— start of RECORDS FOR PROCESSING —

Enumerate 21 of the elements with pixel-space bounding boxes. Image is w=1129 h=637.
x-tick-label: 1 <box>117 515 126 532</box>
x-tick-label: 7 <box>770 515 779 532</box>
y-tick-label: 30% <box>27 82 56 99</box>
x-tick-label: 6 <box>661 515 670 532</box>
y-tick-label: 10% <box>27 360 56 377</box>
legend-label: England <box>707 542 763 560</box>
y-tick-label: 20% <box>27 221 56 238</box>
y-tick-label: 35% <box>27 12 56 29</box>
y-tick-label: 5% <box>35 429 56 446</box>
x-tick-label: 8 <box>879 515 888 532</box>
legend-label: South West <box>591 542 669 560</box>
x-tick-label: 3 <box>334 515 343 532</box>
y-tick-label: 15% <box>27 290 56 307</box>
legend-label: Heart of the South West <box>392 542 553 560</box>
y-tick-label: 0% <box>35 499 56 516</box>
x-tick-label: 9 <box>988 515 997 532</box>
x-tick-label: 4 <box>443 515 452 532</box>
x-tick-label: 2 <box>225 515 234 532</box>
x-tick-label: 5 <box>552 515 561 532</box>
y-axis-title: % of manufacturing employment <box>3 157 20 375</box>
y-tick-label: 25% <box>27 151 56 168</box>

— end of RECORDS FOR PROCESSING —

### WRITTEN REQUEST
Convert the entry above into a JSON list of strings, with one string for each line and blank lines omitted.

### TASK RESULT
[
  "Enumerate 21 of the elements with pixel-space bounding boxes. Image is w=1129 h=637.",
  "x-tick-label: 1 <box>117 515 126 532</box>",
  "x-tick-label: 7 <box>770 515 779 532</box>",
  "y-tick-label: 30% <box>27 82 56 99</box>",
  "x-tick-label: 6 <box>661 515 670 532</box>",
  "y-tick-label: 10% <box>27 360 56 377</box>",
  "legend-label: England <box>707 542 763 560</box>",
  "y-tick-label: 20% <box>27 221 56 238</box>",
  "y-tick-label: 35% <box>27 12 56 29</box>",
  "y-tick-label: 5% <box>35 429 56 446</box>",
  "x-tick-label: 8 <box>879 515 888 532</box>",
  "legend-label: South West <box>591 542 669 560</box>",
  "x-tick-label: 3 <box>334 515 343 532</box>",
  "y-tick-label: 15% <box>27 290 56 307</box>",
  "legend-label: Heart of the South West <box>392 542 553 560</box>",
  "y-tick-label: 0% <box>35 499 56 516</box>",
  "x-tick-label: 9 <box>988 515 997 532</box>",
  "x-tick-label: 4 <box>443 515 452 532</box>",
  "x-tick-label: 2 <box>225 515 234 532</box>",
  "x-tick-label: 5 <box>552 515 561 532</box>",
  "y-axis-title: % of manufacturing employment <box>3 157 20 375</box>",
  "y-tick-label: 25% <box>27 151 56 168</box>"
]